* _Task objective_
Copy the entries below verbatim, from the line containing "Extract all elements" through the line containing "data-point-11 xyxy=(324,336,333,346)", both lines included.

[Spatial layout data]

▶

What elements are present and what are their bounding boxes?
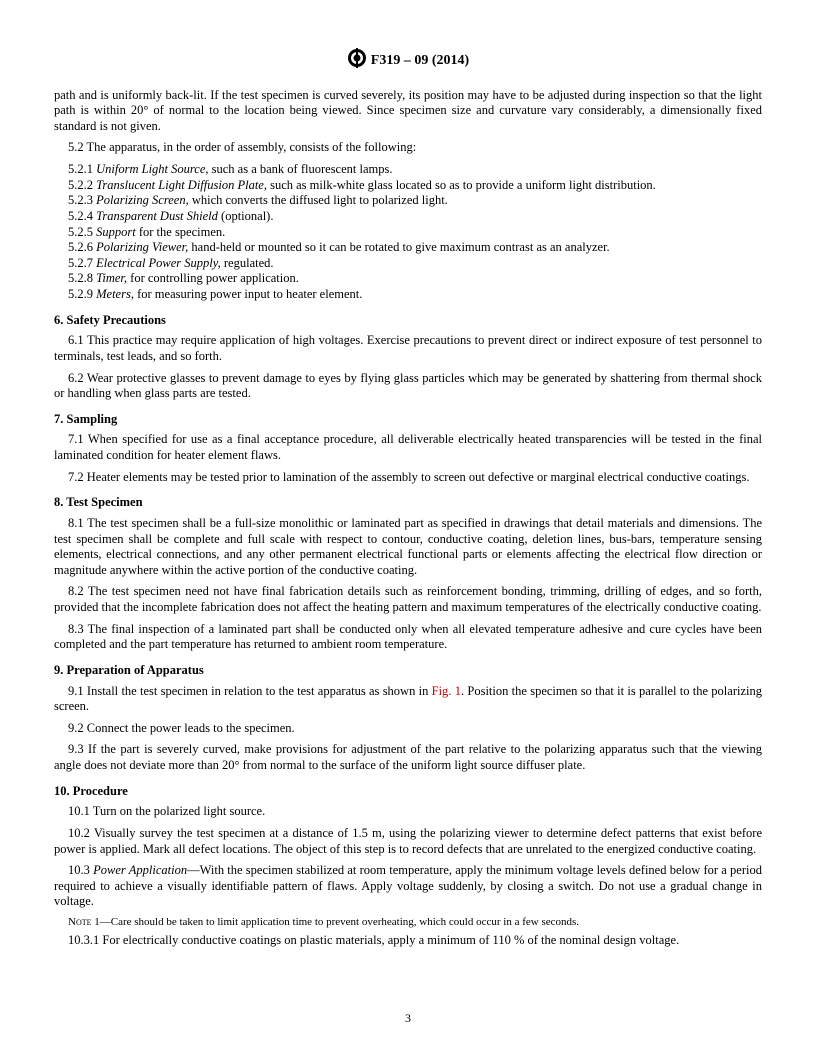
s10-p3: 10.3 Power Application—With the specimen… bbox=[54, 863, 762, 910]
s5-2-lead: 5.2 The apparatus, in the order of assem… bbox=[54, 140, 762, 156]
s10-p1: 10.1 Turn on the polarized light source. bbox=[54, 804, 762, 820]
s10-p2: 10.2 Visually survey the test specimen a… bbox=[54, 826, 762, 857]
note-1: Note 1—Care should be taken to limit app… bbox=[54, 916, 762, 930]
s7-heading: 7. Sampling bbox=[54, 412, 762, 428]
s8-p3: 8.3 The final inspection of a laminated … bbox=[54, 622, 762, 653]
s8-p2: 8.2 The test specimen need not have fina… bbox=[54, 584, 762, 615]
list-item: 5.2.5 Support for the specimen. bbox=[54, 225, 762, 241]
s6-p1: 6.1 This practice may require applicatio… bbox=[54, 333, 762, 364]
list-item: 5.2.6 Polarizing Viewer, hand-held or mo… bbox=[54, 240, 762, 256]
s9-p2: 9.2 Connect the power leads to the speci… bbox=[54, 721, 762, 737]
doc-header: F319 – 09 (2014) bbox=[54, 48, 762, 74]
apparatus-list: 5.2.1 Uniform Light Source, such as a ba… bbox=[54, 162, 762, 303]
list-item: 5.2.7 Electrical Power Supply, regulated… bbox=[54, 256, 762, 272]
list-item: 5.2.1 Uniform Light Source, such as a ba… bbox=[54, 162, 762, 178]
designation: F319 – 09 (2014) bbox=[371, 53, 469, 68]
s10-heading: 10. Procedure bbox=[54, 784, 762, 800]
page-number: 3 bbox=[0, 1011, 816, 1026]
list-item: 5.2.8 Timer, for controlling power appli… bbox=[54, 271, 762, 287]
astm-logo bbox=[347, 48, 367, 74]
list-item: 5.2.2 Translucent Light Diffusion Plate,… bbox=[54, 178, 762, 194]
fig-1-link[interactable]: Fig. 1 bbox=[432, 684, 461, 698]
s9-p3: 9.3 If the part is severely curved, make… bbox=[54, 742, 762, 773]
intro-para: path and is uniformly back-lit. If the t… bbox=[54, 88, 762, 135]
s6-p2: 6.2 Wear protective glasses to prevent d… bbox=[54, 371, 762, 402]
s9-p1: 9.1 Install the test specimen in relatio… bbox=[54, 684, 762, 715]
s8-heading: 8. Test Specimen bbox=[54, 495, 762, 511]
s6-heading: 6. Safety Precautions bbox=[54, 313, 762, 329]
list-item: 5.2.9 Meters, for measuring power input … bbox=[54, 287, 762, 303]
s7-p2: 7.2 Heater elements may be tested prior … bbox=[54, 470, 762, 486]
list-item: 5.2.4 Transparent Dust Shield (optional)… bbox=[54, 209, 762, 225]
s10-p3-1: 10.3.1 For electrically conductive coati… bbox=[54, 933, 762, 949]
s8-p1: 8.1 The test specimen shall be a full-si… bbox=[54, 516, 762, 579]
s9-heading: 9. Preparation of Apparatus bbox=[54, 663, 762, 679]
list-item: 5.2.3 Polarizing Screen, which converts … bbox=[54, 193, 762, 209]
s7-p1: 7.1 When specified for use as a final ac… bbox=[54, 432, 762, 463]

◀
▶

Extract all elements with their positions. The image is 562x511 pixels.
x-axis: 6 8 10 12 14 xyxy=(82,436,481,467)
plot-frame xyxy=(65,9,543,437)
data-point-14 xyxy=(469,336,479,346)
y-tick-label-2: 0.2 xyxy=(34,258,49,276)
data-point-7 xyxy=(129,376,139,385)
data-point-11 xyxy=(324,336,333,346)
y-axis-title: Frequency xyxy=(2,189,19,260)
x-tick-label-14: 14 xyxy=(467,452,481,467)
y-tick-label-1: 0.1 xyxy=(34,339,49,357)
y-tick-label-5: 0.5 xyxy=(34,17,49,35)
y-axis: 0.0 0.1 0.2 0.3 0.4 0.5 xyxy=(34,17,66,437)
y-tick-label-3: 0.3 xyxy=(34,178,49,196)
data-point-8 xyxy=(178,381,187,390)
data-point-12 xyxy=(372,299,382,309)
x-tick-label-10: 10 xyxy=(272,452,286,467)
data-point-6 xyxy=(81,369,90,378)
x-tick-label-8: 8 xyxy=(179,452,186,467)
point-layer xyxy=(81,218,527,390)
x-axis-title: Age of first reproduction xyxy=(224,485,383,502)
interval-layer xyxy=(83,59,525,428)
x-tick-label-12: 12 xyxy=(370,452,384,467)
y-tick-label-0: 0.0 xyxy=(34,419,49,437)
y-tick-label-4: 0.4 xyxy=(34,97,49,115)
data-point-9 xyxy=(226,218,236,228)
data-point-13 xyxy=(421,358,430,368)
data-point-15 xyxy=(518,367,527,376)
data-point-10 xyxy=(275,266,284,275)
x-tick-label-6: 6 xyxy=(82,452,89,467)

◀

* _Solved exercise_
Extract all elements with their positions. The image is 562x511 pixels.
x-axis: 6 8 10 12 14 xyxy=(82,436,481,467)
plot-frame xyxy=(65,9,543,437)
data-point-14 xyxy=(469,336,479,346)
y-tick-label-2: 0.2 xyxy=(34,258,49,276)
data-point-7 xyxy=(129,376,139,385)
data-point-11 xyxy=(324,336,333,346)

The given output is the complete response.